◆ Entries supplied
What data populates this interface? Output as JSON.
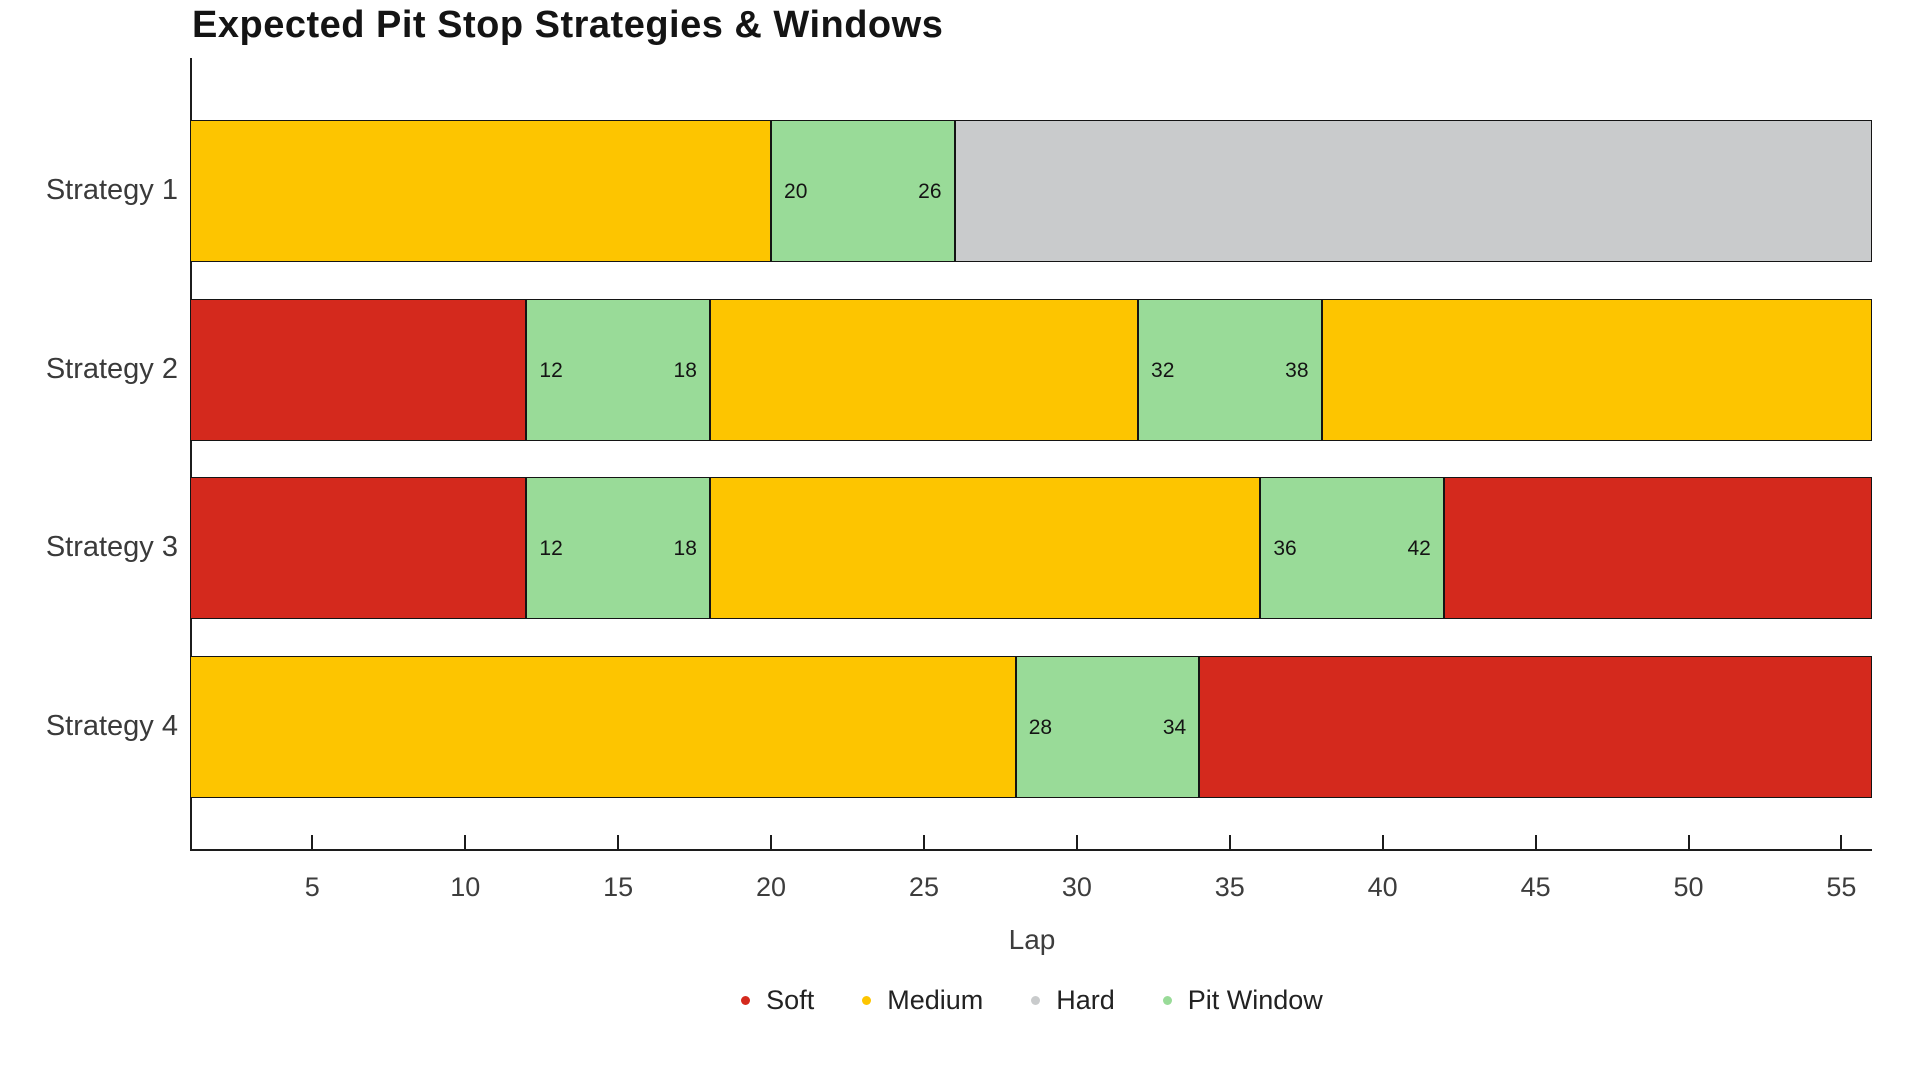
{
  "chart_data": {
    "type": "bar",
    "subtype": "horizontal-stacked-range (race strategy gantt)",
    "title": "Expected Pit Stop Strategies & Windows",
    "xlabel": "Lap",
    "xlim": [
      1,
      56
    ],
    "xticks": [
      5,
      10,
      15,
      20,
      25,
      30,
      35,
      40,
      45,
      50,
      55
    ],
    "grid": false,
    "legend_position": "bottom-center",
    "categories": [
      "Strategy 1",
      "Strategy 2",
      "Strategy 3",
      "Strategy 4"
    ],
    "colors": {
      "Soft": "#d4291d",
      "Medium": "#fdc500",
      "Hard": "#c9cbcc",
      "Pit Window": "#99db98",
      "segment_border": "#141414",
      "axis": "#1c1c1c",
      "text": "#3d3d3d"
    },
    "rows": [
      {
        "label": "Strategy 1",
        "segments": [
          {
            "type": "Medium",
            "start": 1,
            "end": 20
          },
          {
            "type": "Pit Window",
            "start": 20,
            "end": 26,
            "start_label": "20",
            "end_label": "26"
          },
          {
            "type": "Hard",
            "start": 26,
            "end": 56
          }
        ]
      },
      {
        "label": "Strategy 2",
        "segments": [
          {
            "type": "Soft",
            "start": 1,
            "end": 12
          },
          {
            "type": "Pit Window",
            "start": 12,
            "end": 18,
            "start_label": "12",
            "end_label": "18"
          },
          {
            "type": "Medium",
            "start": 18,
            "end": 32
          },
          {
            "type": "Pit Window",
            "start": 32,
            "end": 38,
            "start_label": "32",
            "end_label": "38"
          },
          {
            "type": "Medium",
            "start": 38,
            "end": 56
          }
        ]
      },
      {
        "label": "Strategy 3",
        "segments": [
          {
            "type": "Soft",
            "start": 1,
            "end": 12
          },
          {
            "type": "Pit Window",
            "start": 12,
            "end": 18,
            "start_label": "12",
            "end_label": "18"
          },
          {
            "type": "Medium",
            "start": 18,
            "end": 36
          },
          {
            "type": "Pit Window",
            "start": 36,
            "end": 42,
            "start_label": "36",
            "end_label": "42"
          },
          {
            "type": "Soft",
            "start": 42,
            "end": 56
          }
        ]
      },
      {
        "label": "Strategy 4",
        "segments": [
          {
            "type": "Medium",
            "start": 1,
            "end": 28
          },
          {
            "type": "Pit Window",
            "start": 28,
            "end": 34,
            "start_label": "28",
            "end_label": "34"
          },
          {
            "type": "Soft",
            "start": 34,
            "end": 56
          }
        ]
      }
    ],
    "legend": [
      {
        "label": "Soft",
        "color": "#d4291d"
      },
      {
        "label": "Medium",
        "color": "#fdc500"
      },
      {
        "label": "Hard",
        "color": "#c9cbcc"
      },
      {
        "label": "Pit Window",
        "color": "#99db98"
      }
    ]
  }
}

◆ Requirements
Do not copy the pictures, but repeat every line exactly.

◆ Exercise output
What data populates this interface? Output as JSON.
{
  "chart_data": {
    "type": "bar",
    "subtype": "horizontal-stacked-range (race strategy gantt)",
    "title": "Expected Pit Stop Strategies & Windows",
    "xlabel": "Lap",
    "xlim": [
      1,
      56
    ],
    "xticks": [
      5,
      10,
      15,
      20,
      25,
      30,
      35,
      40,
      45,
      50,
      55
    ],
    "grid": false,
    "legend_position": "bottom-center",
    "categories": [
      "Strategy 1",
      "Strategy 2",
      "Strategy 3",
      "Strategy 4"
    ],
    "colors": {
      "Soft": "#d4291d",
      "Medium": "#fdc500",
      "Hard": "#c9cbcc",
      "Pit Window": "#99db98",
      "segment_border": "#141414",
      "axis": "#1c1c1c",
      "text": "#3d3d3d"
    },
    "rows": [
      {
        "label": "Strategy 1",
        "segments": [
          {
            "type": "Medium",
            "start": 1,
            "end": 20
          },
          {
            "type": "Pit Window",
            "start": 20,
            "end": 26,
            "start_label": "20",
            "end_label": "26"
          },
          {
            "type": "Hard",
            "start": 26,
            "end": 56
          }
        ]
      },
      {
        "label": "Strategy 2",
        "segments": [
          {
            "type": "Soft",
            "start": 1,
            "end": 12
          },
          {
            "type": "Pit Window",
            "start": 12,
            "end": 18,
            "start_label": "12",
            "end_label": "18"
          },
          {
            "type": "Medium",
            "start": 18,
            "end": 32
          },
          {
            "type": "Pit Window",
            "start": 32,
            "end": 38,
            "start_label": "32",
            "end_label": "38"
          },
          {
            "type": "Medium",
            "start": 38,
            "end": 56
          }
        ]
      },
      {
        "label": "Strategy 3",
        "segments": [
          {
            "type": "Soft",
            "start": 1,
            "end": 12
          },
          {
            "type": "Pit Window",
            "start": 12,
            "end": 18,
            "start_label": "12",
            "end_label": "18"
          },
          {
            "type": "Medium",
            "start": 18,
            "end": 36
          },
          {
            "type": "Pit Window",
            "start": 36,
            "end": 42,
            "start_label": "36",
            "end_label": "42"
          },
          {
            "type": "Soft",
            "start": 42,
            "end": 56
          }
        ]
      },
      {
        "label": "Strategy 4",
        "segments": [
          {
            "type": "Medium",
            "start": 1,
            "end": 28
          },
          {
            "type": "Pit Window",
            "start": 28,
            "end": 34,
            "start_label": "28",
            "end_label": "34"
          },
          {
            "type": "Soft",
            "start": 34,
            "end": 56
          }
        ]
      }
    ],
    "legend": [
      {
        "label": "Soft",
        "color": "#d4291d"
      },
      {
        "label": "Medium",
        "color": "#fdc500"
      },
      {
        "label": "Hard",
        "color": "#c9cbcc"
      },
      {
        "label": "Pit Window",
        "color": "#99db98"
      }
    ]
  }
}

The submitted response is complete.